>> START Data listing
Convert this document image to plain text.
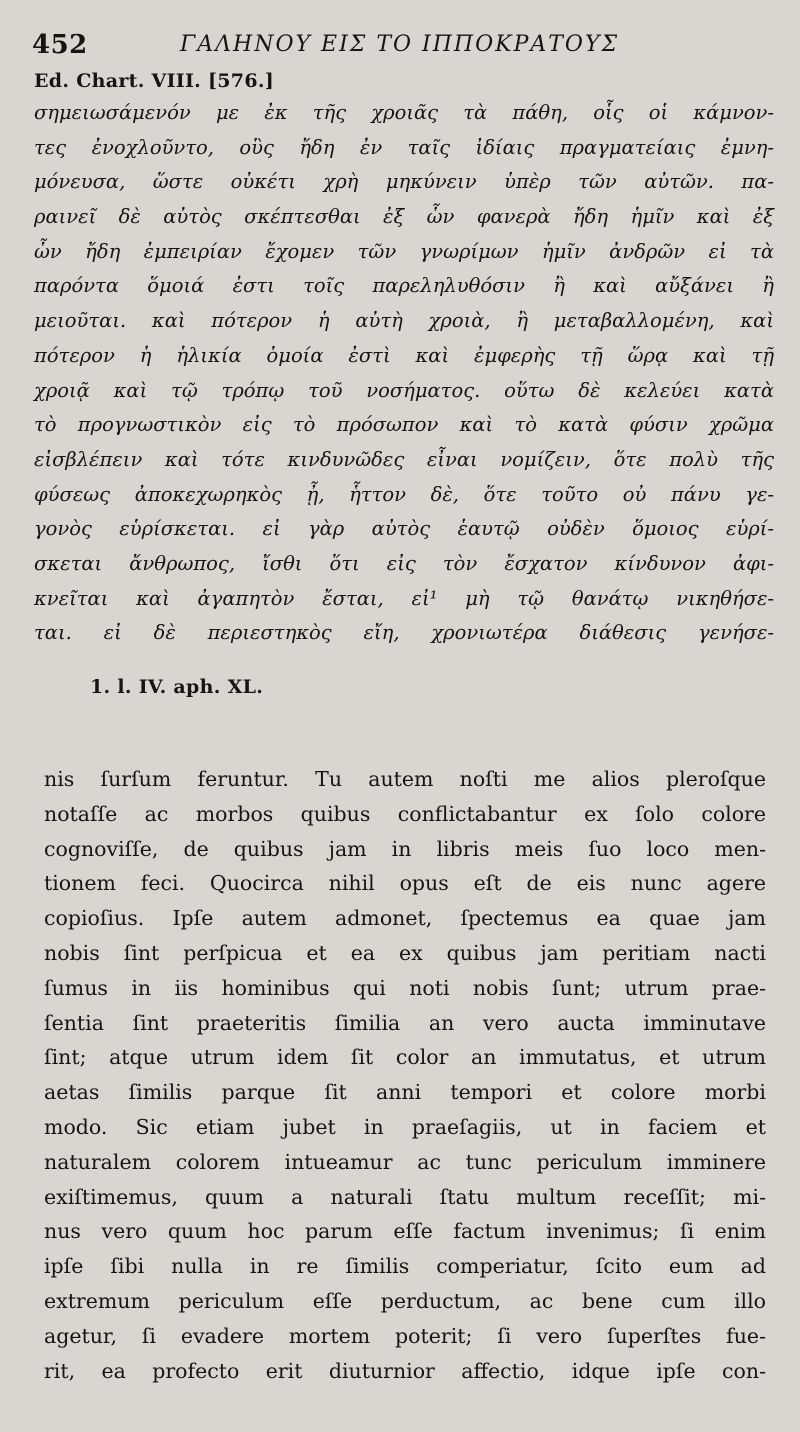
452	ΓΑΛΗΝΟΥ ΕΙΣ ΤΟ ΙΠΠΟΚΡΑΤΟΥΣ
Ed. Chart. VIII. [576.]
σημειωσάμενόν με ἐκ τῆς χροιᾶς τὰ πάθη, οἷς οἱ κάμνον-
τες ἐνοχλοῦντο, οὓς ἤδη ἐν ταῖς ἰδίαις πραγματείαις ἐμνη-
μόνευσα, ὥστε οὐκέτι χρὴ μηκύνειν ὑπὲρ τῶν αὐτῶν. πα-
ραινεῖ δὲ αὐτὸς σκέπτεσθαι ἐξ ὧν φανερὰ ἤδη ἡμῖν καὶ ἐξ
ὧν ἤδη ἐμπειρίαν ἔχομεν τῶν γνωρίμων ἡμῖν ἀνδρῶν εἰ τὰ
παρόντα ὅμοιά ἐστι τοῖς παρεληλυθόσιν ἢ καὶ αὔξάνει ἢ
μειοῦται. καὶ πότερον ἡ αὐτὴ χροιὰ, ἢ μεταβαλλομένη, καὶ
πότερον ἡ ἡλικία ὁμοία ἐστὶ καὶ ἐμφερὴς τῇ ὥρᾳ καὶ τῇ
χροιᾷ καὶ τῷ τρόπῳ τοῦ νοσήματος. οὕτω δὲ κελεύει κατὰ
τὸ προγνωστικὸν εἰς τὸ πρόσωπον καὶ τὸ κατὰ φύσιν χρῶμα
εἰσβλέπειν καὶ τότε κινδυνῶδες εἶναι νομίζειν, ὅτε πολὺ τῆς
φύσεως ἀποκεχωρηκὸς ᾖ, ἧττον δὲ, ὅτε τοῦτο οὐ πάνυ γε-
γονὸς εὑρίσκεται. εἰ γὰρ αὐτὸς ἑαυτῷ οὐδὲν ὅμοιος εὑρί-
σκεται ἄνθρωπος, ἴσθι ὅτι εἰς τὸν ἔσχατον κίνδυνον ἀφι-
κνεῖται καὶ ἀγαπητὸν ἔσται, εἰ¹ μὴ τῷ θανάτῳ νικηθήσε-
ται. εἰ δὲ περιεστηκὸς εἴη, χρονιωτέρα διάθεσις γενήσε-
1. l. IV. aph. XL.
nis ſurſum feruntur. Tu autem noſti me alios pleroſque
notaſſe ac morbos quibus conflictabantur ex ſolo colore
cognoviſſe, de quibus jam in libris meis ſuo loco men-
tionem feci. Quocirca nihil opus eſt de eis nunc agere
copioſius. Ipſe autem admonet, ſpectemus ea quae jam
nobis ſint perſpicua et ea ex quibus jam peritiam nacti
ſumus in iis hominibus qui noti nobis ſunt; utrum prae-
ſentia ſint praeteritis ſimilia an vero aucta imminutave
ſint; atque utrum idem ſit color an immutatus, et utrum
aetas ſimilis parque ſit anni tempori et colore morbi
modo. Sic etiam jubet in praeſagiis, ut in faciem et
naturalem colorem intueamur ac tunc periculum imminere
exiſtimemus, quum a naturali ſtatu multum receſſit; mi-
nus vero quum hoc parum eſſe factum invenimus; ſi enim
ipſe ſibi nulla in re ſimilis comperiatur, ſcito eum ad
extremum periculum eſſe perductum, ac bene cum illo
agetur, ſi evadere mortem poterit; ſi vero ſuperſtes fue-
rit, ea profecto erit diuturnior affectio, idque ipſe con-
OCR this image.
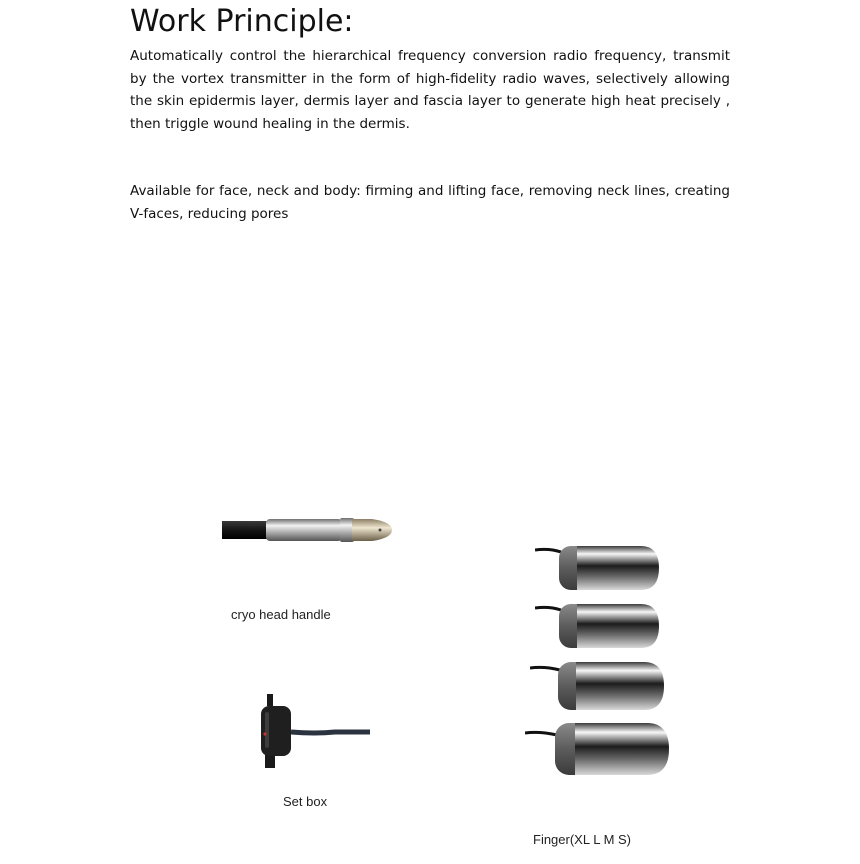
Work Principle:

Automatically control the hierarchical frequency conversion radio frequency, transmit by the vortex transmitter in the form of high-fidelity radio waves, selectively allowing the skin epidermis layer, dermis layer and fascia layer to generate high heat precisely , then triggle wound healing in the dermis.

Available for face, neck and body: firming and lifting face, removing neck lines, creating V-faces, reducing pores

cryo head handle
Set box
Finger(XL L M S)
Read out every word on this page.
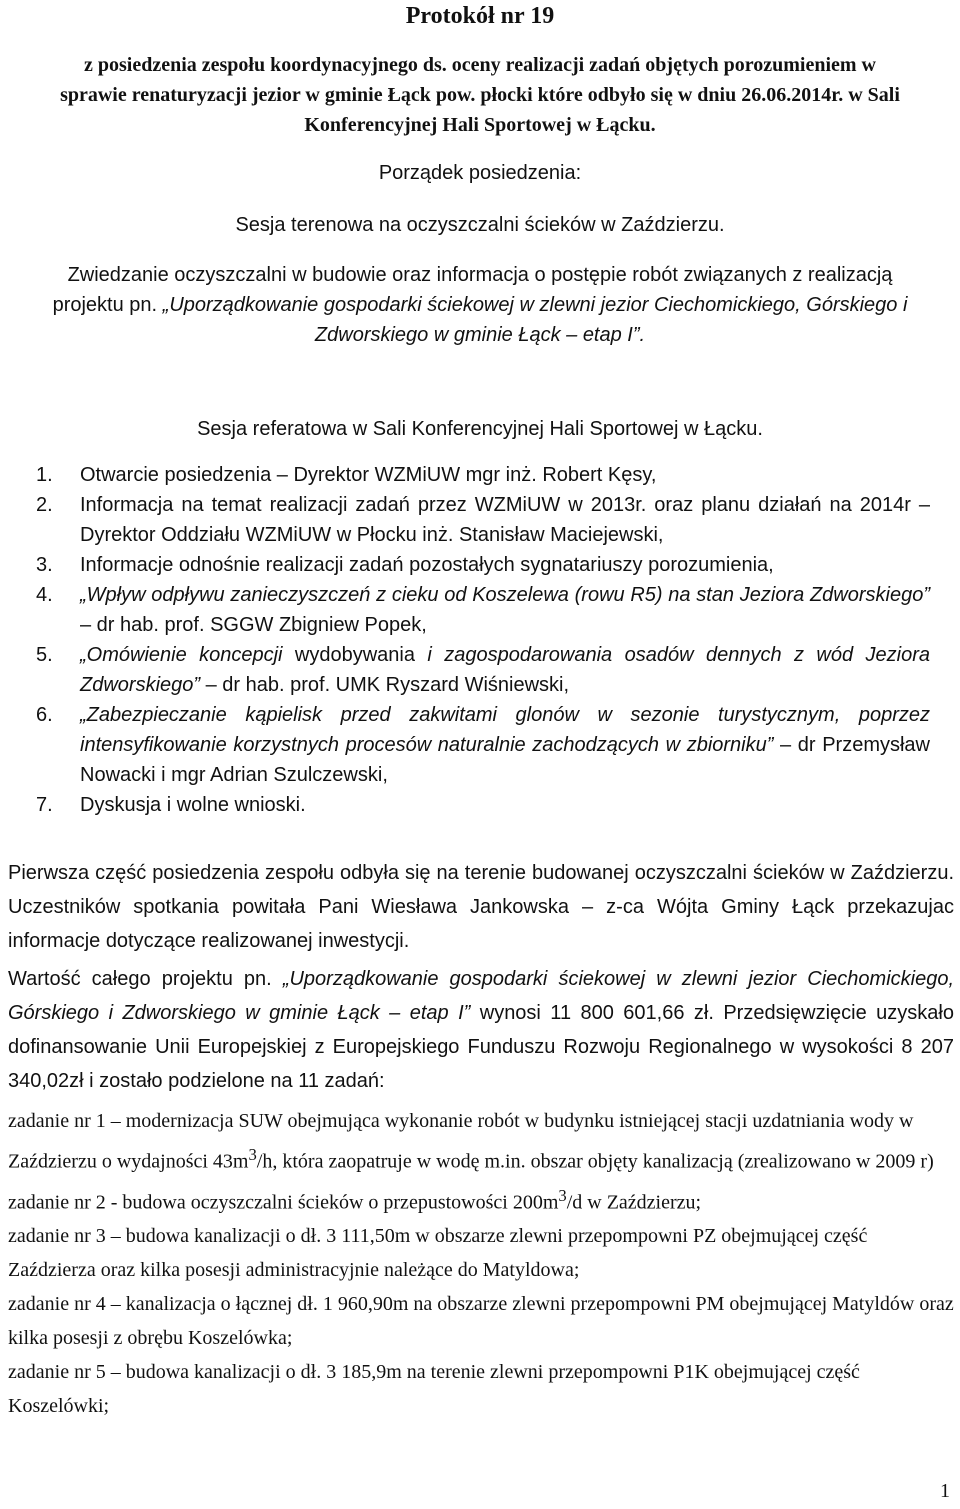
Protokół nr 19
z posiedzenia zespołu koordynacyjnego ds. oceny realizacji zadań objętych porozumieniem w sprawie renaturyzacji jezior w gminie Łąck pow. płocki które odbyło się w dniu 26.06.2014r. w Sali Konferencyjnej Hali Sportowej w Łącku.
Porządek posiedzenia:
Sesja terenowa na oczyszczalni ścieków w Zaździerzu.
Zwiedzanie oczyszczalni w budowie oraz informacja o postępie robót związanych z realizacją projektu pn. „Uporządkowanie gospodarki ściekowej w zlewni jezior Ciechomickiego, Górskiego i Zdworskiego w gminie Łąck – etap I”.
Sesja referatowa w Sali Konferencyjnej Hali Sportowej w Łącku.
1. Otwarcie posiedzenia – Dyrektor WZMiUW mgr inż. Robert Kęsy,
2. Informacja na temat realizacji zadań przez WZMiUW w 2013r. oraz planu działań na 2014r – Dyrektor Oddziału WZMiUW w Płocku inż. Stanisław Maciejewski,
3. Informacje odnośnie realizacji zadań pozostałych sygnatariuszy porozumienia,
4. „Wpływ odpływu zanieczyszczeń z cieku od Koszelewa (rowu R5) na stan Jeziora Zdworskiego” – dr hab. prof. SGGW Zbigniew Popek,
5. „Omówienie koncepcji wydobywania i zagospodarowania osadów dennych z wód Jeziora Zdworskiego” – dr hab. prof. UMK Ryszard Wiśniewski,
6. „Zabezpieczanie kąpielisk przed zakwitami glonów w sezonie turystycznym, poprzez intensyfikowanie korzystnych procesów naturalnie zachodzących w zbiorniku” – dr Przemysław Nowacki i mgr Adrian Szulczewski,
7. Dyskusja i wolne wnioski.

Pierwsza część posiedzenia zespołu odbyła się na terenie budowanej oczyszczalni ścieków w Zaździerzu. Uczestników spotkania powitała Pani Wiesława Jankowska – z-ca Wójta Gminy Łąck przekazujac informacje dotyczące realizowanej inwestycji.

Wartość całego projektu pn. „Uporządkowanie gospodarki ściekowej w zlewni jezior Ciechomickiego, Górskiego i Zdworskiego w gminie Łąck – etap I” wynosi 11 800 601,66 zł. Przedsięwzięcie uzyskało dofinansowanie Unii Europejskiej z Europejskiego Funduszu Rozwoju Regionalnego w wysokości 8 207 340,02zł i zostało podzielone na 11 zadań:

zadanie nr 1 – modernizacja SUW obejmująca wykonanie robót w budynku istniejącej stacji uzdatniania wody w Zaździerzu o wydajności $43m^3/h$, która zaopatruje w wodę m.in. obszar objęty kanalizacją (zrealizowano w 2009 r)

zadanie nr 2 - budowa oczyszczalni ścieków o przepustowości $200m^3/d$ w Zaździerzu;

zadanie nr 3 – budowa kanalizacji o dł. 3 111,50m w obszarze zlewni przepompowni PZ obejmującej część Zaździerza oraz kilka posesji administracyjnie należące do Matyldowa;

zadanie nr 4 – kanalizacja o łącznej dł. 1 960,90m na obszarze zlewni przepompowni PM obejmującej Matyldów oraz kilka posesji z obrębu Koszelówka;

zadanie nr 5 – budowa kanalizacji o dł. 3 185,9m na terenie zlewni przepompowni P1K obejmującej część Koszelówki;

1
>> END Data listing
__Task instructions__.
Copy all the lines of data exactly as they appear, dropping any images.

__Written answer__.
Convert this document image to plain text.
452	ΓΑΛΗΝΟΥ ΕΙΣ ΤΟ ΙΠΠΟΚΡΑΤΟΥΣ
Ed. Chart. VIII. [576.]
σημειωσάμενόν με ἐκ τῆς χροιᾶς τὰ πάθη, οἷς οἱ κάμνον-
τες ἐνοχλοῦντο, οὓς ἤδη ἐν ταῖς ἰδίαις πραγματείαις ἐμνη-
μόνευσα, ὥστε οὐκέτι χρὴ μηκύνειν ὑπὲρ τῶν αὐτῶν. πα-
ραινεῖ δὲ αὐτὸς σκέπτεσθαι ἐξ ὧν φανερὰ ἤδη ἡμῖν καὶ ἐξ
ὧν ἤδη ἐμπειρίαν ἔχομεν τῶν γνωρίμων ἡμῖν ἀνδρῶν εἰ τὰ
παρόντα ὅμοιά ἐστι τοῖς παρεληλυθόσιν ἢ καὶ αὔξάνει ἢ
μειοῦται. καὶ πότερον ἡ αὐτὴ χροιὰ, ἢ μεταβαλλομένη, καὶ
πότερον ἡ ἡλικία ὁμοία ἐστὶ καὶ ἐμφερὴς τῇ ὥρᾳ καὶ τῇ
χροιᾷ καὶ τῷ τρόπῳ τοῦ νοσήματος. οὕτω δὲ κελεύει κατὰ
τὸ προγνωστικὸν εἰς τὸ πρόσωπον καὶ τὸ κατὰ φύσιν χρῶμα
εἰσβλέπειν καὶ τότε κινδυνῶδες εἶναι νομίζειν, ὅτε πολὺ τῆς
φύσεως ἀποκεχωρηκὸς ᾖ, ἧττον δὲ, ὅτε τοῦτο οὐ πάνυ γε-
γονὸς εὑρίσκεται. εἰ γὰρ αὐτὸς ἑαυτῷ οὐδὲν ὅμοιος εὑρί-
σκεται ἄνθρωπος, ἴσθι ὅτι εἰς τὸν ἔσχατον κίνδυνον ἀφι-
κνεῖται καὶ ἀγαπητὸν ἔσται, εἰ¹ μὴ τῷ θανάτῳ νικηθήσε-
ται. εἰ δὲ περιεστηκὸς εἴη, χρονιωτέρα διάθεσις γενήσε-
1. l. IV. aph. XL.
nis ſurſum feruntur. Tu autem noſti me alios pleroſque
notaſſe ac morbos quibus conflictabantur ex ſolo colore
cognoviſſe, de quibus jam in libris meis ſuo loco men-
tionem feci. Quocirca nihil opus eſt de eis nunc agere
copioſius. Ipſe autem admonet, ſpectemus ea quae jam
nobis ſint perſpicua et ea ex quibus jam peritiam nacti
ſumus in iis hominibus qui noti nobis ſunt; utrum prae-
ſentia ſint praeteritis ſimilia an vero aucta imminutave
ſint; atque utrum idem ſit color an immutatus, et utrum
aetas ſimilis parque ſit anni tempori et colore morbi
modo. Sic etiam jubet in praeſagiis, ut in faciem et
naturalem colorem intueamur ac tunc periculum imminere
exiſtimemus, quum a naturali ſtatu multum receſſit; mi-
nus vero quum hoc parum eſſe factum invenimus; ſi enim
ipſe ſibi nulla in re ſimilis comperiatur, ſcito eum ad
extremum periculum eſſe perductum, ac bene cum illo
agetur, ſi evadere mortem poterit; ſi vero ſuperſtes fue-
rit, ea profecto erit diuturnior affectio, idque ipſe con-
OCR this image.
Work Principle:

Automatically control the hierarchical frequency conversion radio frequency, transmit by the vortex transmitter in the form of high-fidelity radio waves, selectively allowing the skin epidermis layer, dermis layer and fascia layer to generate high heat precisely , then triggle wound healing in the dermis.

Available for face, neck and body: firming and lifting face, removing neck lines, creating V-faces, reducing pores

cryo head handle
Set box
Finger(XL L M S)
Read out every word on this page.
Protokół nr 19
z posiedzenia zespołu koordynacyjnego ds. oceny realizacji zadań objętych porozumieniem w sprawie renaturyzacji jezior w gminie Łąck pow. płocki które odbyło się w dniu 26.06.2014r. w Sali Konferencyjnej Hali Sportowej w Łącku.
Porządek posiedzenia:
Sesja terenowa na oczyszczalni ścieków w Zaździerzu.
Zwiedzanie oczyszczalni w budowie oraz informacja o postępie robót związanych z realizacją projektu pn. „Uporządkowanie gospodarki ściekowej w zlewni jezior Ciechomickiego, Górskiego i Zdworskiego w gminie Łąck – etap I”.
Sesja referatowa w Sali Konferencyjnej Hali Sportowej w Łącku.
1. Otwarcie posiedzenia – Dyrektor WZMiUW mgr inż. Robert Kęsy,
2. Informacja na temat realizacji zadań przez WZMiUW w 2013r. oraz planu działań na 2014r – Dyrektor Oddziału WZMiUW w Płocku inż. Stanisław Maciejewski,
3. Informacje odnośnie realizacji zadań pozostałych sygnatariuszy porozumienia,
4. „Wpływ odpływu zanieczyszczeń z cieku od Koszelewa (rowu R5) na stan Jeziora Zdworskiego” – dr hab. prof. SGGW Zbigniew Popek,
5. „Omówienie koncepcji wydobywania i zagospodarowania osadów dennych z wód Jeziora Zdworskiego” – dr hab. prof. UMK Ryszard Wiśniewski,
6. „Zabezpieczanie kąpielisk przed zakwitami glonów w sezonie turystycznym, poprzez intensyfikowanie korzystnych procesów naturalnie zachodzących w zbiorniku” – dr Przemysław Nowacki i mgr Adrian Szulczewski,
7. Dyskusja i wolne wnioski.

Pierwsza część posiedzenia zespołu odbyła się na terenie budowanej oczyszczalni ścieków w Zaździerzu. Uczestników spotkania powitała Pani Wiesława Jankowska – z-ca Wójta Gminy Łąck przekazujac informacje dotyczące realizowanej inwestycji.

Wartość całego projektu pn. „Uporządkowanie gospodarki ściekowej w zlewni jezior Ciechomickiego, Górskiego i Zdworskiego w gminie Łąck – etap I” wynosi 11 800 601,66 zł. Przedsięwzięcie uzyskało dofinansowanie Unii Europejskiej z Europejskiego Funduszu Rozwoju Regionalnego w wysokości 8 207 340,02zł i zostało podzielone na 11 zadań:

zadanie nr 1 – modernizacja SUW obejmująca wykonanie robót w budynku istniejącej stacji uzdatniania wody w Zaździerzu o wydajności $43m^3/h$, która zaopatruje w wodę m.in. obszar objęty kanalizacją (zrealizowano w 2009 r)

zadanie nr 2 - budowa oczyszczalni ścieków o przepustowości $200m^3/d$ w Zaździerzu;

zadanie nr 3 – budowa kanalizacji o dł. 3 111,50m w obszarze zlewni przepompowni PZ obejmującej część Zaździerza oraz kilka posesji administracyjnie należące do Matyldowa;

zadanie nr 4 – kanalizacja o łącznej dł. 1 960,90m na obszarze zlewni przepompowni PM obejmującej Matyldów oraz kilka posesji z obrębu Koszelówka;

zadanie nr 5 – budowa kanalizacji o dł. 3 185,9m na terenie zlewni przepompowni P1K obejmującej część Koszelówki;

1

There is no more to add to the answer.